(REQUIRED WORK)
Copy down every line where the string "Latitude" shows up.

(RECORD EXTRACTS)

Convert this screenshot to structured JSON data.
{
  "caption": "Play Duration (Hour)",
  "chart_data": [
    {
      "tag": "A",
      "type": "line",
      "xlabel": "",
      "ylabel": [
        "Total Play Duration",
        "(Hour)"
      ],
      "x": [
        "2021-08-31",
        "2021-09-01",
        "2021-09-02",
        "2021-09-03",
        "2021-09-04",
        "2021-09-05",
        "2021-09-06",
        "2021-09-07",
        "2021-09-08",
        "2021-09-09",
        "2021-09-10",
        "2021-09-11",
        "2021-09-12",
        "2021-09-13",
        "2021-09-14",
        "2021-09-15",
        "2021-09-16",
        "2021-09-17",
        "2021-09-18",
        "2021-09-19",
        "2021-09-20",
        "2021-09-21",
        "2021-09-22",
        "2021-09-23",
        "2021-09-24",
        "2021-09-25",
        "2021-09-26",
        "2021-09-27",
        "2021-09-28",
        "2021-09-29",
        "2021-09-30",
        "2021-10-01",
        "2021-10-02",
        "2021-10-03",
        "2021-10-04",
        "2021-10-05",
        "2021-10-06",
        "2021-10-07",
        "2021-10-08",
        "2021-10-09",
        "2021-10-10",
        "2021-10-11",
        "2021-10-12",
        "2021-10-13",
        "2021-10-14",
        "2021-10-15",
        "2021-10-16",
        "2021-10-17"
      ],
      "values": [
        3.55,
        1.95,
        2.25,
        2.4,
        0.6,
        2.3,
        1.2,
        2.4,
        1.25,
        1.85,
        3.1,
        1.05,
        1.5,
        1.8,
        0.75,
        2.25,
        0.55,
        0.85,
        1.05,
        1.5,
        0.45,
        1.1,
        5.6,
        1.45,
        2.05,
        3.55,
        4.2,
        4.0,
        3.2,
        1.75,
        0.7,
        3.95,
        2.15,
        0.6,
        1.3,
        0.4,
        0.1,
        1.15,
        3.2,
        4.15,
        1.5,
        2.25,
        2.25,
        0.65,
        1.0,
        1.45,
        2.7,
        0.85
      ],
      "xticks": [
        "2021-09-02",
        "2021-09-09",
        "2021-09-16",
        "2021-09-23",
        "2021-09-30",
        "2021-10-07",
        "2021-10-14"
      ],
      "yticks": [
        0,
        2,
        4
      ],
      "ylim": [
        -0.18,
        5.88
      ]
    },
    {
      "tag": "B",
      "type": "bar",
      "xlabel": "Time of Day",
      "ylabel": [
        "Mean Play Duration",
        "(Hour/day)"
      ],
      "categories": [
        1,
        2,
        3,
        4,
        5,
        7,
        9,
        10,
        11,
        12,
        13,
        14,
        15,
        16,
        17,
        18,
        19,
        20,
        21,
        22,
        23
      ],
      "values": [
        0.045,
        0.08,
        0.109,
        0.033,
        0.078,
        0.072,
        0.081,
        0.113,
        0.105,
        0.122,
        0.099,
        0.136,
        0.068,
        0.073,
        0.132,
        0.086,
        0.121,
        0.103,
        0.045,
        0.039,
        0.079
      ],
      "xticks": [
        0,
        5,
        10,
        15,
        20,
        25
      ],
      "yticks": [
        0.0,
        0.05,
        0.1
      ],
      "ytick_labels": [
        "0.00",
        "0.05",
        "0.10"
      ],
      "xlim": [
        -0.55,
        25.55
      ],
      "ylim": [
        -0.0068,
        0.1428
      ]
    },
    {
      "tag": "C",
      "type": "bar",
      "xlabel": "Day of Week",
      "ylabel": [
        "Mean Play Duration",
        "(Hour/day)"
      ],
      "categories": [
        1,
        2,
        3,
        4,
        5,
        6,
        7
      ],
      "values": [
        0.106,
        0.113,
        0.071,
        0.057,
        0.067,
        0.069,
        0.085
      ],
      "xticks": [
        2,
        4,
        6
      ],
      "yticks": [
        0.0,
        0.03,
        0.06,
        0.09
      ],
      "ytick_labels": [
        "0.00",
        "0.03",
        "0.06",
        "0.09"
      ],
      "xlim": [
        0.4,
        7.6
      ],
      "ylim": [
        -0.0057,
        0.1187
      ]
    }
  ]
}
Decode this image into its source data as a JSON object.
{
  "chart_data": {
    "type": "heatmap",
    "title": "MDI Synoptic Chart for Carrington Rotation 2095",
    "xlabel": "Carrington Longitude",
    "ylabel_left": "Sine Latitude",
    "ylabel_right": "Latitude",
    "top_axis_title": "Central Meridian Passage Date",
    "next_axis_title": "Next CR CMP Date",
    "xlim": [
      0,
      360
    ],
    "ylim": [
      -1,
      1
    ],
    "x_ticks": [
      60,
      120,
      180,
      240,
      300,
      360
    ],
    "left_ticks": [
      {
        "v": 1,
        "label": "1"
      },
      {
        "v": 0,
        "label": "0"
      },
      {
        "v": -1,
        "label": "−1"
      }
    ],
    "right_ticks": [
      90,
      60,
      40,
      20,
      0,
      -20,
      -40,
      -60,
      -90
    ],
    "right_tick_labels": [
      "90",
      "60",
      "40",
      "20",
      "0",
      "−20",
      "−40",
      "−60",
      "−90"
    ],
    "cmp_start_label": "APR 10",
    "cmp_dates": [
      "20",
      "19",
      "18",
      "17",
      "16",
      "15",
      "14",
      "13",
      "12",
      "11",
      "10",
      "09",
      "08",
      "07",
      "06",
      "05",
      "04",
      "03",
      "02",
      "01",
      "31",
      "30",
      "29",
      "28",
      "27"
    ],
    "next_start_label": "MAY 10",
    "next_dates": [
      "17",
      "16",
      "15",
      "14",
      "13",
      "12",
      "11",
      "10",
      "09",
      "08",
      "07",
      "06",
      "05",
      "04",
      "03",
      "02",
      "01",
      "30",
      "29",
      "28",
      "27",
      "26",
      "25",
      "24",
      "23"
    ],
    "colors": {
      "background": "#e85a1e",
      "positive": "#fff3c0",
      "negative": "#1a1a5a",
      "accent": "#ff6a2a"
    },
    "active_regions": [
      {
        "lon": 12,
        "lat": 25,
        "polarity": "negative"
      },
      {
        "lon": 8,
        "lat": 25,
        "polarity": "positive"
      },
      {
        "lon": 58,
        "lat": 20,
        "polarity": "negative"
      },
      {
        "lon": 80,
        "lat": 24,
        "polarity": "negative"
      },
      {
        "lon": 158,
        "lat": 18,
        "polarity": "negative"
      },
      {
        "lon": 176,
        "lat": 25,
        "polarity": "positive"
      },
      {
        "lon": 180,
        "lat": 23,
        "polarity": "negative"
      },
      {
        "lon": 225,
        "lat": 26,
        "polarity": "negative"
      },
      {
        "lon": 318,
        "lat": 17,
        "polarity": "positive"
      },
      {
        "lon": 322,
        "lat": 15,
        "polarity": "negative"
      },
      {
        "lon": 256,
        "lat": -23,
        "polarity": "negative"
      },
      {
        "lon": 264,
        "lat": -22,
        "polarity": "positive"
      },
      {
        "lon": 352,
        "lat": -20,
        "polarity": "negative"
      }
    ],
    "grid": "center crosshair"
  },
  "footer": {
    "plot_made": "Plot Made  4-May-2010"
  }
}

(SOLUTION)
    "ylabel_left": "Sine Latitude",
    "ylabel_right": "Latitude",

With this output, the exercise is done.